[Stored data]
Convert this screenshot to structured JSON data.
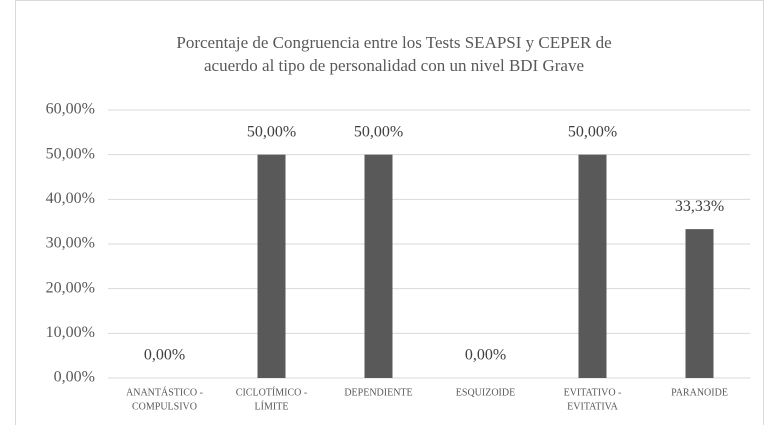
{
  "chart_data": {
    "type": "bar",
    "title": [
      "Porcentaje de Congruencia entre los Tests SEAPSI y CEPER de",
      "acuerdo al tipo de personalidad con un nivel BDI Grave"
    ],
    "categories": [
      [
        "ANANTÁSTICO -",
        "COMPULSIVO"
      ],
      [
        "CICLOTÍMICO -",
        "LÍMITE"
      ],
      [
        "DEPENDIENTE"
      ],
      [
        "ESQUIZOIDE"
      ],
      [
        "EVITATIVO -",
        "EVITATIVA"
      ],
      [
        "PARANOIDE"
      ]
    ],
    "values": [
      0,
      50,
      50,
      0,
      50,
      33.33
    ],
    "value_labels": [
      "0,00%",
      "50,00%",
      "50,00%",
      "0,00%",
      "50,00%",
      "33,33%"
    ],
    "color": "#595959",
    "ylim": [
      0,
      60
    ],
    "yticks": [
      {
        "value": 0,
        "label": "0,00%"
      },
      {
        "value": 10,
        "label": "10,00%"
      },
      {
        "value": 20,
        "label": "20,00%"
      },
      {
        "value": 30,
        "label": "30,00%"
      },
      {
        "value": 40,
        "label": "40,00%"
      },
      {
        "value": 50,
        "label": "50,00%"
      },
      {
        "value": 60,
        "label": "60,00%"
      }
    ],
    "grid": true
  }
}
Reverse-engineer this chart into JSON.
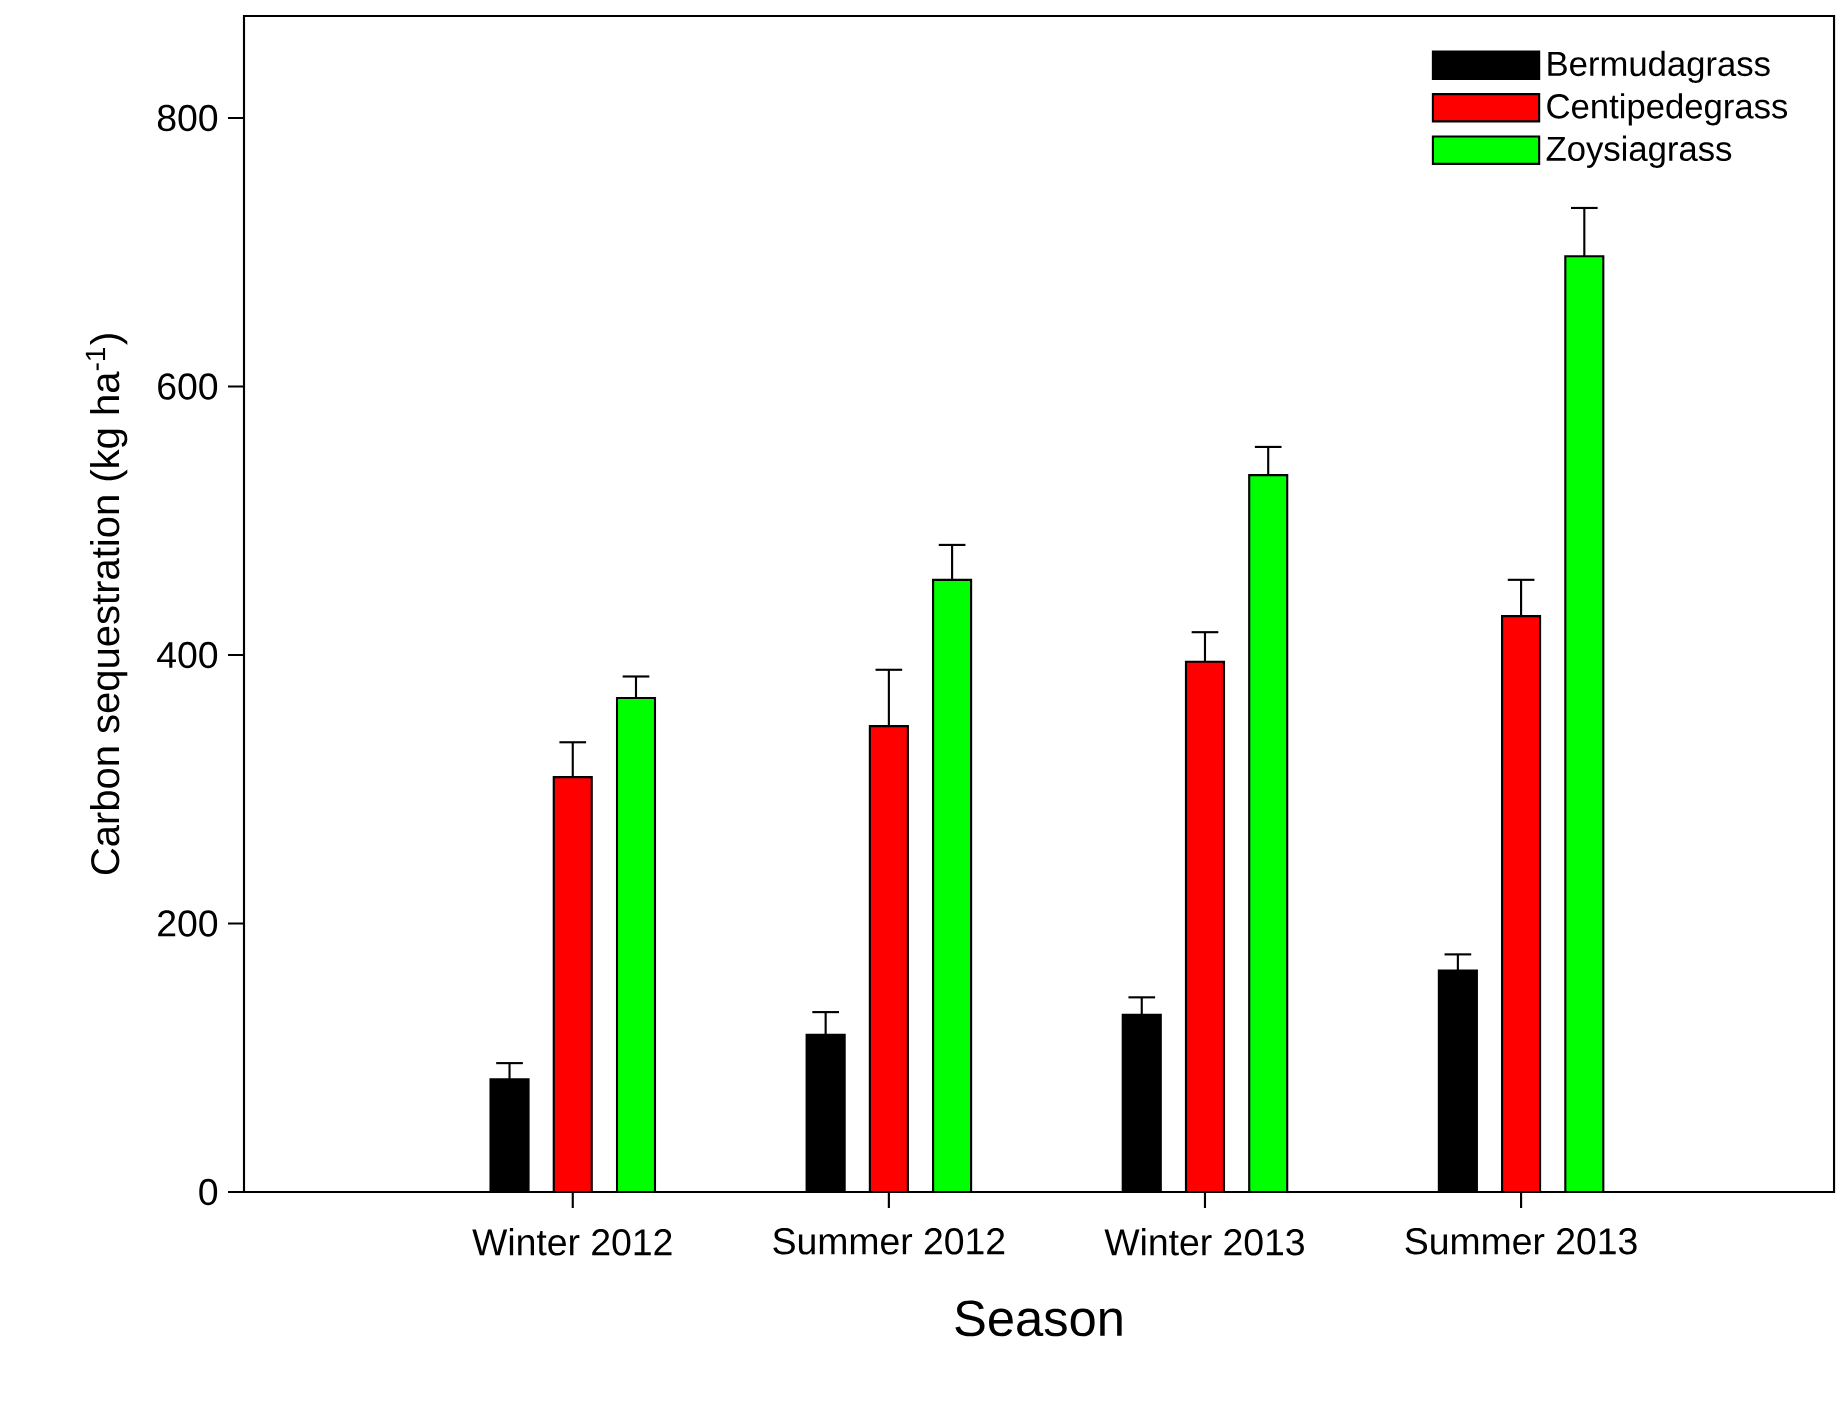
{
  "chart_data": {
    "type": "bar",
    "xlabel": "Season",
    "ylabel": "Carbon sequestration (kg ha$^{-1}$)",
    "categories": [
      "Winter 2012",
      "Summer 2012",
      "Winter 2013",
      "Summer 2013"
    ],
    "series": [
      {
        "name": "Bermudagrass",
        "color": "#000000",
        "values": [
          84,
          117,
          132,
          165
        ],
        "errors": [
          12,
          17,
          13,
          12
        ]
      },
      {
        "name": "Centipedegrass",
        "color": "#ff0000",
        "values": [
          309,
          347,
          395,
          429
        ],
        "errors": [
          26,
          42,
          22,
          27
        ]
      },
      {
        "name": "Zoysiagrass",
        "color": "#00ff00",
        "values": [
          368,
          456,
          534,
          697
        ],
        "errors": [
          16,
          26,
          21,
          36
        ]
      }
    ],
    "ylim": [
      0,
      876
    ],
    "yticks": [
      0,
      200,
      400,
      600,
      800
    ],
    "grid": false,
    "legend": "top right"
  }
}
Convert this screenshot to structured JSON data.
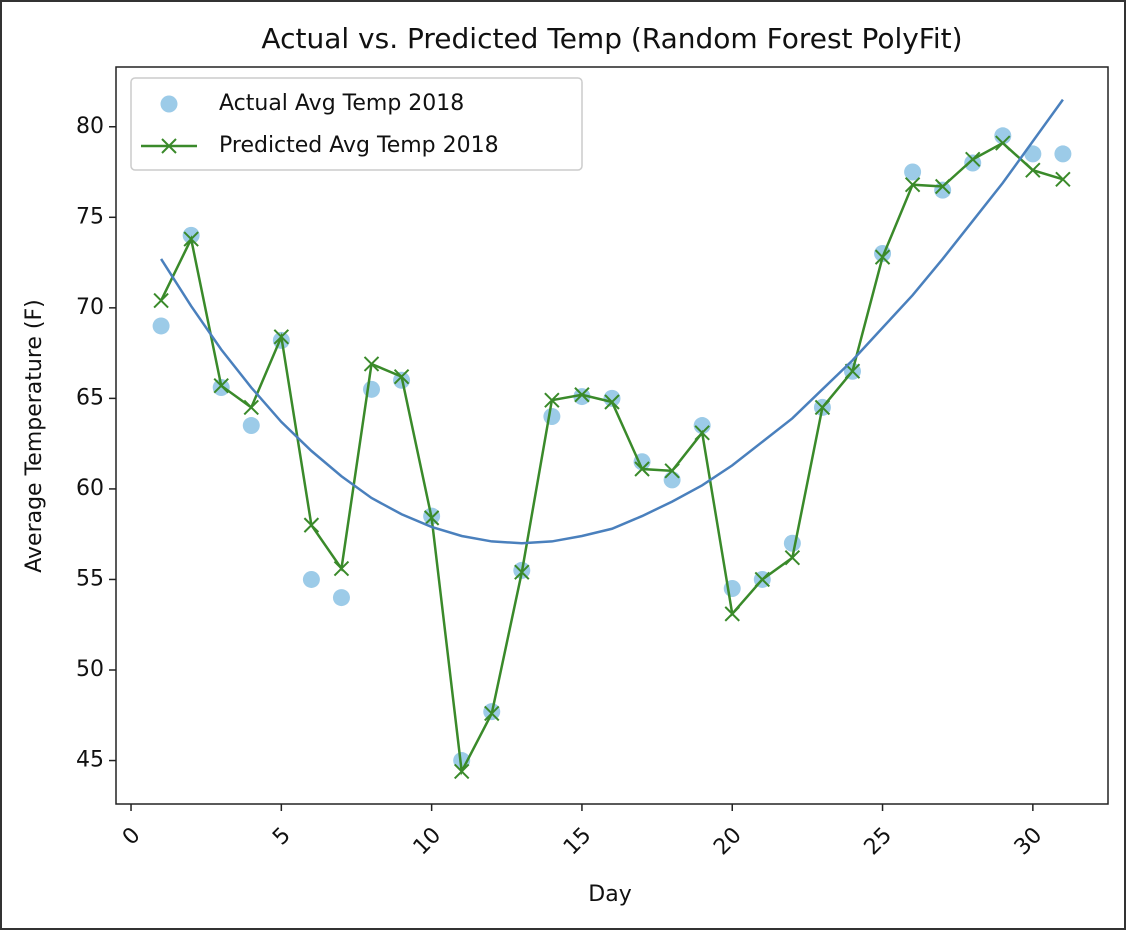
{
  "chart_data": {
    "type": "line",
    "title": "Actual vs. Predicted Temp (Random Forest PolyFit)",
    "xlabel": "Day",
    "ylabel": "Average Temperature (F)",
    "x": [
      1,
      2,
      3,
      4,
      5,
      6,
      7,
      8,
      9,
      10,
      11,
      12,
      13,
      14,
      15,
      16,
      17,
      18,
      19,
      20,
      21,
      22,
      23,
      24,
      25,
      26,
      27,
      28,
      29,
      30,
      31
    ],
    "series": [
      {
        "name": "Actual Avg Temp 2018",
        "type": "scatter",
        "color": "#9ccbe8",
        "values": [
          69.0,
          74.0,
          65.6,
          63.5,
          68.2,
          55.0,
          54.0,
          65.5,
          66.0,
          58.5,
          45.0,
          47.7,
          55.5,
          64.0,
          65.1,
          65.0,
          61.5,
          60.5,
          63.5,
          54.5,
          55.0,
          57.0,
          64.5,
          66.5,
          73.0,
          77.5,
          76.5,
          78.0,
          79.5,
          78.5,
          78.5
        ]
      },
      {
        "name": "Predicted Avg Temp 2018",
        "type": "line",
        "marker": "x",
        "color": "#3a8a2a",
        "values": [
          70.4,
          73.8,
          65.7,
          64.5,
          68.4,
          58.0,
          55.6,
          66.9,
          66.2,
          58.4,
          44.4,
          47.6,
          55.4,
          64.9,
          65.2,
          64.8,
          61.1,
          61.0,
          63.1,
          53.1,
          55.0,
          56.2,
          64.5,
          66.5,
          72.8,
          76.8,
          76.7,
          78.2,
          79.1,
          77.6,
          77.1
        ]
      },
      {
        "type": "line",
        "color": "#4a80bd",
        "values": [
          72.7,
          70.1,
          67.7,
          65.6,
          63.7,
          62.1,
          60.7,
          59.5,
          58.6,
          57.9,
          57.4,
          57.1,
          57.0,
          57.1,
          57.4,
          57.8,
          58.5,
          59.3,
          60.2,
          61.3,
          62.6,
          63.9,
          65.5,
          67.1,
          68.9,
          70.7,
          72.7,
          74.8,
          76.9,
          79.2,
          81.5
        ]
      }
    ],
    "xlim": [
      -0.5,
      32.5
    ],
    "xticks": [
      0,
      5,
      10,
      15,
      20,
      25,
      30
    ],
    "ylim": [
      42.6,
      83.3
    ],
    "yticks": [
      45,
      50,
      55,
      60,
      65,
      70,
      75,
      80
    ],
    "legend": "upper left"
  }
}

# What the exercise asks
Look through the entries above for the word "Predicted". Copy every line where it shows up.

# Solution to this task
    "title": "Actual vs. Predicted Temp (Random Forest PolyFit)",
        "name": "Predicted Avg Temp 2018",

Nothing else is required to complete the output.